*DIRECTIONS*: For this exercise, please find the lines in the entries that include the word "positive" and copy them.

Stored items

* * * * * * *

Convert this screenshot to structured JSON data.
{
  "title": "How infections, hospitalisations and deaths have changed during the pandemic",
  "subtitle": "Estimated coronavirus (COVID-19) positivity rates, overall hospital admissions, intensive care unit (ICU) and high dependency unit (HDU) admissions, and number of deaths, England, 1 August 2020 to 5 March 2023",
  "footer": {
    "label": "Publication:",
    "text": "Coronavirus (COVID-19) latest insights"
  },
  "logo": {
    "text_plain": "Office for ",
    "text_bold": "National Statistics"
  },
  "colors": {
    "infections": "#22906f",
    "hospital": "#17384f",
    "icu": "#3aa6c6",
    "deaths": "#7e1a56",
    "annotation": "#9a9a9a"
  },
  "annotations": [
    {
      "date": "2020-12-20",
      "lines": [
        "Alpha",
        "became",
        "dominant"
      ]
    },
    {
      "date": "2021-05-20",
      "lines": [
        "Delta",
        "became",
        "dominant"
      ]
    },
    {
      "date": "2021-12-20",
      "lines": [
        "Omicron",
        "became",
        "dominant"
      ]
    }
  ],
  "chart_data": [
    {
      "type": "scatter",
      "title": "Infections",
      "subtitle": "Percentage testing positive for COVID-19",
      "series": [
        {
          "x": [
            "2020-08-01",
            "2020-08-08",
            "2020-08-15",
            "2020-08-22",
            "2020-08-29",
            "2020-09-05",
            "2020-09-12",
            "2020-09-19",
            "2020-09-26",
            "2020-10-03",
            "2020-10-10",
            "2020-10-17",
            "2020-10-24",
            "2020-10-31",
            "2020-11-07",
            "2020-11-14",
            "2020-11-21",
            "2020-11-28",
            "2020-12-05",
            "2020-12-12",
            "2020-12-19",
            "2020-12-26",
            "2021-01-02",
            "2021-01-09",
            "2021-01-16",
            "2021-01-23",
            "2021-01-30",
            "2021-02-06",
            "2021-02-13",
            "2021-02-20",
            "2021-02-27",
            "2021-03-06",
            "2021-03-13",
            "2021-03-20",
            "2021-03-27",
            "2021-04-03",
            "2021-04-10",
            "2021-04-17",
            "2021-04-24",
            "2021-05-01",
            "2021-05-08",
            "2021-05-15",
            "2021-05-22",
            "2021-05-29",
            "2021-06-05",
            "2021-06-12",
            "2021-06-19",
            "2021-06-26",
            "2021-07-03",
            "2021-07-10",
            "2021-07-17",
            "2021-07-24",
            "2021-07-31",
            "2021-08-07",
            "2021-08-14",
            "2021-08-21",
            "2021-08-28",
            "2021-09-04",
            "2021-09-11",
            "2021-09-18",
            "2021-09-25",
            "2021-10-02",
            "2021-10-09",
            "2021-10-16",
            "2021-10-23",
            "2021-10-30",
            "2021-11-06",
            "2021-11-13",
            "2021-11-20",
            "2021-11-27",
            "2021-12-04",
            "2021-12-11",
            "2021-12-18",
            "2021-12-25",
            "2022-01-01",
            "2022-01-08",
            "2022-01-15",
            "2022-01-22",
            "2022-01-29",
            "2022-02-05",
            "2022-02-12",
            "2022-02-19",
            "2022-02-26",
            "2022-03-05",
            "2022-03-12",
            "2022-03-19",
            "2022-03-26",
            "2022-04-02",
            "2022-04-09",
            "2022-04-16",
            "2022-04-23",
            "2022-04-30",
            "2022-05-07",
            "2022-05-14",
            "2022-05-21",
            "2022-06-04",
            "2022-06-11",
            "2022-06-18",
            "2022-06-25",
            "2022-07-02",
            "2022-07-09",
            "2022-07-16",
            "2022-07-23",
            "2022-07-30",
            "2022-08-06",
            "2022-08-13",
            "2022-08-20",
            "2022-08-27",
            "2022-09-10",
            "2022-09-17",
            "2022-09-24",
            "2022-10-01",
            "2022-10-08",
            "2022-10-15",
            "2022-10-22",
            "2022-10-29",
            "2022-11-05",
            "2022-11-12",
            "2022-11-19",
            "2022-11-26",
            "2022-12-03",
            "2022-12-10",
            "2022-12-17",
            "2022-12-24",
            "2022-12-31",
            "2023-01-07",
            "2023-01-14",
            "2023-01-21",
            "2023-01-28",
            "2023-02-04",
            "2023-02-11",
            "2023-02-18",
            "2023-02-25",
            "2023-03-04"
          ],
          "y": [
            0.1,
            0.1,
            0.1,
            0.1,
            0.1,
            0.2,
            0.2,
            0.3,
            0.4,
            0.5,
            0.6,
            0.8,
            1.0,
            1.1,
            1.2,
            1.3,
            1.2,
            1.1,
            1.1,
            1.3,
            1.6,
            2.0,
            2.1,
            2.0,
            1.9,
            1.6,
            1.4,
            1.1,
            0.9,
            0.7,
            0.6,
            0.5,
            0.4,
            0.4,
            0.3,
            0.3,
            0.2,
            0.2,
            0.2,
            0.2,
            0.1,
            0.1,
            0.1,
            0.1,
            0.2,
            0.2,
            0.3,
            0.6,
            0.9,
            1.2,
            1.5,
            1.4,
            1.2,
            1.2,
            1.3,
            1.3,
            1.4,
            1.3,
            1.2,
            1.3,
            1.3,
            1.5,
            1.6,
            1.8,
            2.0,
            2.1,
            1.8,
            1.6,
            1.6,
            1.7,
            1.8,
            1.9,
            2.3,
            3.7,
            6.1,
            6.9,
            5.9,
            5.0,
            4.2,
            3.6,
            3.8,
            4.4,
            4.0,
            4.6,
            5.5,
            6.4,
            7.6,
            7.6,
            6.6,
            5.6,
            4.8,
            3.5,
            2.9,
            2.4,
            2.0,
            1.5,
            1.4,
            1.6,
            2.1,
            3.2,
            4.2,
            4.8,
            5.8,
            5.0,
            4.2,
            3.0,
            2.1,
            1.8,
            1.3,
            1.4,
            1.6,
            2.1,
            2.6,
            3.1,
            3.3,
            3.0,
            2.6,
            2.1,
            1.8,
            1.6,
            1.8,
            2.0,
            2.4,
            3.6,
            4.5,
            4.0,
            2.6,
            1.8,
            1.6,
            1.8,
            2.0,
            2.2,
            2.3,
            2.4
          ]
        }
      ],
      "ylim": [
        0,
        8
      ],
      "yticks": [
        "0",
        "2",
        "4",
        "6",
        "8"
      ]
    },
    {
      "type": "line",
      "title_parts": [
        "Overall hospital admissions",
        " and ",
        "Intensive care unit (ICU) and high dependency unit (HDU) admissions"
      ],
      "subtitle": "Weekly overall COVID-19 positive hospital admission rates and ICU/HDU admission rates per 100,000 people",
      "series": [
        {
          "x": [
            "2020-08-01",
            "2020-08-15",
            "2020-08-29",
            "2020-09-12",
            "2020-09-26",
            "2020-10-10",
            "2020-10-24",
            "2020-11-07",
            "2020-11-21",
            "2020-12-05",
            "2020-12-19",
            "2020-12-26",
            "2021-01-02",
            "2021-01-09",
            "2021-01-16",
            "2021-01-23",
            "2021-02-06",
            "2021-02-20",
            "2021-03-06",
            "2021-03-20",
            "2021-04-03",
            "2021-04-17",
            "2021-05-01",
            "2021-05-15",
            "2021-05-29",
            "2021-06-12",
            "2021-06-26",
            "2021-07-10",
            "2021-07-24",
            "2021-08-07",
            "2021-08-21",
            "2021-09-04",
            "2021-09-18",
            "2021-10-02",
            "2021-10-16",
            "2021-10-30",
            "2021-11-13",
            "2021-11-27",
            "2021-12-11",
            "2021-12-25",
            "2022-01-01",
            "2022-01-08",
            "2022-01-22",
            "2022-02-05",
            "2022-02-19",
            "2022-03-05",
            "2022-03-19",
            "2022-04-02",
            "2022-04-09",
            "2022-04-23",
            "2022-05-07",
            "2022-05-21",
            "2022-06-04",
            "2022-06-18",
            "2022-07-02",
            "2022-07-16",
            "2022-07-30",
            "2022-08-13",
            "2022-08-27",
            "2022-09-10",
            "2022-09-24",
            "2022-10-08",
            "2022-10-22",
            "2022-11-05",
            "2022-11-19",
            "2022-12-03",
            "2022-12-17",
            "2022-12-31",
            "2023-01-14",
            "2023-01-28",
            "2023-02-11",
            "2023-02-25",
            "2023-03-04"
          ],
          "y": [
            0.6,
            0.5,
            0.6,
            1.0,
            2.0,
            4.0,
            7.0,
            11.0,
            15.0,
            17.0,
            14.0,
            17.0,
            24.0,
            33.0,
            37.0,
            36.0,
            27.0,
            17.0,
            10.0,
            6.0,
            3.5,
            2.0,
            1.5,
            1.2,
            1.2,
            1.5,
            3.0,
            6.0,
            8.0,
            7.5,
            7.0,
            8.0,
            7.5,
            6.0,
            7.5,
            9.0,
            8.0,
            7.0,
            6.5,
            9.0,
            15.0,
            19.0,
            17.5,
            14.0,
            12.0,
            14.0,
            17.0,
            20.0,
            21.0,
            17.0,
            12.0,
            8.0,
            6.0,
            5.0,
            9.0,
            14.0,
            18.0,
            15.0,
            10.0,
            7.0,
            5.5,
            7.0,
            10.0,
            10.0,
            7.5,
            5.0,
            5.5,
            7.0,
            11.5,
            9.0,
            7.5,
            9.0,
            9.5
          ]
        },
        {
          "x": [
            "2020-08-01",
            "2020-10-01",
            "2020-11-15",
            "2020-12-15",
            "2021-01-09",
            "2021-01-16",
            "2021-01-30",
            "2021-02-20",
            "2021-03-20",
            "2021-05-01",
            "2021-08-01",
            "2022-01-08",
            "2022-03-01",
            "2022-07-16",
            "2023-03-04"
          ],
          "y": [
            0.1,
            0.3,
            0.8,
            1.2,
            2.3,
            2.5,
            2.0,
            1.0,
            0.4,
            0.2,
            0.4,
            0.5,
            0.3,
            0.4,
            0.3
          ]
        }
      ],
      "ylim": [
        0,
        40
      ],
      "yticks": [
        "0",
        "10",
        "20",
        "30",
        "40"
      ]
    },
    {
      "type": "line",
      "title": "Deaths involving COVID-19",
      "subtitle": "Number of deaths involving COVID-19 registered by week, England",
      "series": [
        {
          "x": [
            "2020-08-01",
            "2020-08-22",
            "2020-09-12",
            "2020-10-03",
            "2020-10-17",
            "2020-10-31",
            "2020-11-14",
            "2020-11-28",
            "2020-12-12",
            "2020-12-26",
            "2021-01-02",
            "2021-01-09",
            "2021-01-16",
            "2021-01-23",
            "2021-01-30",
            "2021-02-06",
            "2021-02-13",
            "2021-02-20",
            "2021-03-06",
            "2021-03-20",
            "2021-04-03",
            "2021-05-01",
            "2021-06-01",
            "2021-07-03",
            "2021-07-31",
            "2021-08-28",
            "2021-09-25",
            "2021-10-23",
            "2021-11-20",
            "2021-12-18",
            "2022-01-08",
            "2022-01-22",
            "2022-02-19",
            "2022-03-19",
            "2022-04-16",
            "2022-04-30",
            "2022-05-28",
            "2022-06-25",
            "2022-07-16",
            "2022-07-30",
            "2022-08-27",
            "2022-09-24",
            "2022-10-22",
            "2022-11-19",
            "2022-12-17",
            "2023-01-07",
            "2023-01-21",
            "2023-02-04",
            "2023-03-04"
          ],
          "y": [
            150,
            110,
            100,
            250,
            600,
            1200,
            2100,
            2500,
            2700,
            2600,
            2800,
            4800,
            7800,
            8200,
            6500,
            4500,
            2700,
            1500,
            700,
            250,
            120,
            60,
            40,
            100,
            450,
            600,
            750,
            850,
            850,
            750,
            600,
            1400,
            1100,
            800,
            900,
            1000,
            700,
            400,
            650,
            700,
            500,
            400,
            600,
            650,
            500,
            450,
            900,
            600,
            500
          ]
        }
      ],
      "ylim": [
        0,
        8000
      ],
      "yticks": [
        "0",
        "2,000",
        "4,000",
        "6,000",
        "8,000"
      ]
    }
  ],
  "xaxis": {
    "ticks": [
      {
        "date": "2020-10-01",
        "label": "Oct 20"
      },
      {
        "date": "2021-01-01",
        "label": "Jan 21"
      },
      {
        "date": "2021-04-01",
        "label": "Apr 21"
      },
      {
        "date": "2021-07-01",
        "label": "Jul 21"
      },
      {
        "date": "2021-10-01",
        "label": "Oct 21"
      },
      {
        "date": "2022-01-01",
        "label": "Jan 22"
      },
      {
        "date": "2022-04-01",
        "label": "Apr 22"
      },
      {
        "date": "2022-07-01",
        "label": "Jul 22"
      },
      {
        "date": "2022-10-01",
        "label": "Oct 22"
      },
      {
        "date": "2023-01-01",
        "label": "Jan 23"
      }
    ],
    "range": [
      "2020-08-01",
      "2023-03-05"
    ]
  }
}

* * * * * * *

*TASK OUTPUT*:
      "subtitle": "Percentage testing positive for COVID-19",
      "subtitle": "Weekly overall COVID-19 positive hospital admission rates and ICU/HDU admission rates per 100,000 people",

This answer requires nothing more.